EXERCISE MATERIALS:
--*--
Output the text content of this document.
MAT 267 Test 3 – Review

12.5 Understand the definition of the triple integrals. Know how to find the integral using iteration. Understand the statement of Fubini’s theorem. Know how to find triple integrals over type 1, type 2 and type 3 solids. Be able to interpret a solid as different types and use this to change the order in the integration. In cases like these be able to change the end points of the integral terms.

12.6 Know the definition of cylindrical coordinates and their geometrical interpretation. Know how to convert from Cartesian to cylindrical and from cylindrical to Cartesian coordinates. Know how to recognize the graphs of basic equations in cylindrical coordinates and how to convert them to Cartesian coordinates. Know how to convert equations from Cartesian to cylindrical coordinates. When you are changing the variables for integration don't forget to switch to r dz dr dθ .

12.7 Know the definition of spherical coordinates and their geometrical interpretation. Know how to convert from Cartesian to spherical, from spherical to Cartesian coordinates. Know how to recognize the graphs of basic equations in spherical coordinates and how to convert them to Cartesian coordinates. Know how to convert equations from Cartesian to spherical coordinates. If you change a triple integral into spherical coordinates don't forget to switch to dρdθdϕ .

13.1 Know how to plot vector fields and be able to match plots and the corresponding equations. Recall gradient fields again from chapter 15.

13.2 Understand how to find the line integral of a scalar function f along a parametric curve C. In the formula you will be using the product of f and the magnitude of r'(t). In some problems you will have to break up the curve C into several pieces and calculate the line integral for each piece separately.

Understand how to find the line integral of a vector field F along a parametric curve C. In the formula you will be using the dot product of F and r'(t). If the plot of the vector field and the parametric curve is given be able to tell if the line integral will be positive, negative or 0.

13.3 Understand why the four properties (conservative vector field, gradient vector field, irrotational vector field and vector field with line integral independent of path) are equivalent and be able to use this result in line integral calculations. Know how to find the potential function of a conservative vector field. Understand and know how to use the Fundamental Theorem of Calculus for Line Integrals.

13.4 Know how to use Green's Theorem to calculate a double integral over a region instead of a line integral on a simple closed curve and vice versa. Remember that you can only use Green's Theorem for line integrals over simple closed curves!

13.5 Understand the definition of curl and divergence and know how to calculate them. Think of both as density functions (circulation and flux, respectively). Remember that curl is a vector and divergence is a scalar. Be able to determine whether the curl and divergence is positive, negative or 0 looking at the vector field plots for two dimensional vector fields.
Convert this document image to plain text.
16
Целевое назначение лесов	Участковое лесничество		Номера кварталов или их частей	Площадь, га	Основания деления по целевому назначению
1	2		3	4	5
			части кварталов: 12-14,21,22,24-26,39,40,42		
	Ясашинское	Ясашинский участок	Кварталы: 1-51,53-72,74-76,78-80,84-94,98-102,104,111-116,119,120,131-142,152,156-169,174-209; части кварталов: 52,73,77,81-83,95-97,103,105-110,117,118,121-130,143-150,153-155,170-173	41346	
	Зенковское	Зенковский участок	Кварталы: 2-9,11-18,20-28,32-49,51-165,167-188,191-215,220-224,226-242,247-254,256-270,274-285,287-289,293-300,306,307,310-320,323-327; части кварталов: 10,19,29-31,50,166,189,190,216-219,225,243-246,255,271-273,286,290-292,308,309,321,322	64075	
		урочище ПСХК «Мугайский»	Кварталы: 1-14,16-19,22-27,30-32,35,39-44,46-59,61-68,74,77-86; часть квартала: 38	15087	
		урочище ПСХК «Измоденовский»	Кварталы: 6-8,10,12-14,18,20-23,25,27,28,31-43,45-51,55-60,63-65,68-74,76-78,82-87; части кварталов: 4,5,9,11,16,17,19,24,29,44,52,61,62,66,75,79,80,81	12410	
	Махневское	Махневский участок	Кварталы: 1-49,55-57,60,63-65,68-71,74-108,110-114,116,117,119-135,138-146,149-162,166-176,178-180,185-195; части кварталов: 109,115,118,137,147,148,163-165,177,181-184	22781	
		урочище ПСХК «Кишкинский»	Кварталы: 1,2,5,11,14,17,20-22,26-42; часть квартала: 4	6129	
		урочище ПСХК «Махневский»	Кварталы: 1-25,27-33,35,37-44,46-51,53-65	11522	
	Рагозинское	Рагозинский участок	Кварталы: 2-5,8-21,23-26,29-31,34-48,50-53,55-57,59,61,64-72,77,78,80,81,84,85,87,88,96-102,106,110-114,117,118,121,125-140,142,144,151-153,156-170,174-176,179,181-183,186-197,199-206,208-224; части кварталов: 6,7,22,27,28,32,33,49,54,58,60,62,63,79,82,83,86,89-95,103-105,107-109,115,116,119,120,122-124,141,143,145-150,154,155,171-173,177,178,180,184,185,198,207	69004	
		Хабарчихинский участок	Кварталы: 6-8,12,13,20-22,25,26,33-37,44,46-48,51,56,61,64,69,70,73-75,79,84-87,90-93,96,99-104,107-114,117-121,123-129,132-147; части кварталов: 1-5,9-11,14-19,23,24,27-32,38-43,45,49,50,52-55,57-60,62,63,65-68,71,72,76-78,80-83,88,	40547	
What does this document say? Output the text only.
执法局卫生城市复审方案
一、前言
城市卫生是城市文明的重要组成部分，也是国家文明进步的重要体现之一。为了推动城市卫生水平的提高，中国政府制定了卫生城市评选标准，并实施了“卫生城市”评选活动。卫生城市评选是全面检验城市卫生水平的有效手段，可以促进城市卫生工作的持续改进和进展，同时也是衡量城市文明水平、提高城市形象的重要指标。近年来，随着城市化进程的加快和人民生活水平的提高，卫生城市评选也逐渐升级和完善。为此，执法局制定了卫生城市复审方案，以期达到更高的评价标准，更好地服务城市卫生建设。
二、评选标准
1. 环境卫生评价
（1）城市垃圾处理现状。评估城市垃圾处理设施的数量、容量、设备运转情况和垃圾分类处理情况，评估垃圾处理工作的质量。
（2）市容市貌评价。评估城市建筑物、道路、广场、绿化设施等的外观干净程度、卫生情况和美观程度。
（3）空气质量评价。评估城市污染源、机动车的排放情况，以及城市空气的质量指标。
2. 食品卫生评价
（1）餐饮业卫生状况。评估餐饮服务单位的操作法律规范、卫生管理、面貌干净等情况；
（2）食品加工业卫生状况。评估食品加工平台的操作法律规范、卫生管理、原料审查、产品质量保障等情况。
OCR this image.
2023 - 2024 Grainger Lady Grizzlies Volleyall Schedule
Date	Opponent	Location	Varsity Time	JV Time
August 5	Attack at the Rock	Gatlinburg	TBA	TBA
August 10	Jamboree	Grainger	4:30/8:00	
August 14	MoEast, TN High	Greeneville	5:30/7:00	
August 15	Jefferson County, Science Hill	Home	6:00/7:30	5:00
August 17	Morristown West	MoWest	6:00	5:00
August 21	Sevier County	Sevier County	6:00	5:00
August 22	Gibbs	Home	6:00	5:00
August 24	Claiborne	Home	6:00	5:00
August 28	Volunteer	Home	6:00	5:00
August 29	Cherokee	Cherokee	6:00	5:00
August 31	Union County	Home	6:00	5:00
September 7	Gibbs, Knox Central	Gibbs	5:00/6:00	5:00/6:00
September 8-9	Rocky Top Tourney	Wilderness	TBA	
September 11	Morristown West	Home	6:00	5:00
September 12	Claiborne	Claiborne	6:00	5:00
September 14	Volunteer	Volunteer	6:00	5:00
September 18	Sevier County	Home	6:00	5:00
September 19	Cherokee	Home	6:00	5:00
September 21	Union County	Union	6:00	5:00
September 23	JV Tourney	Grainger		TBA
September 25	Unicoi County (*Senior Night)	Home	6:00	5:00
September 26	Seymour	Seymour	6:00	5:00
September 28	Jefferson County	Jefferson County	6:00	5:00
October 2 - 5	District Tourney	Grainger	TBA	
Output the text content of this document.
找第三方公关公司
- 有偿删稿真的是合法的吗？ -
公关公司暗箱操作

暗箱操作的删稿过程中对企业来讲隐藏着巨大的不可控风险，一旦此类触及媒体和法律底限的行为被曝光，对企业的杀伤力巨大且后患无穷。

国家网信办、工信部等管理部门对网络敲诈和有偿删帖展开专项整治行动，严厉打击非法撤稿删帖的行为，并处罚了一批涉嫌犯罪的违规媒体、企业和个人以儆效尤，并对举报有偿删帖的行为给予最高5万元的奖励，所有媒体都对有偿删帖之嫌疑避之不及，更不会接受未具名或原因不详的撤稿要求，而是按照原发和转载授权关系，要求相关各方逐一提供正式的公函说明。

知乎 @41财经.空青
--*--
EXERCISE:
Write down only how many lines in the listing contain the word "Tourney".

EXERCISE OUTPUT:
3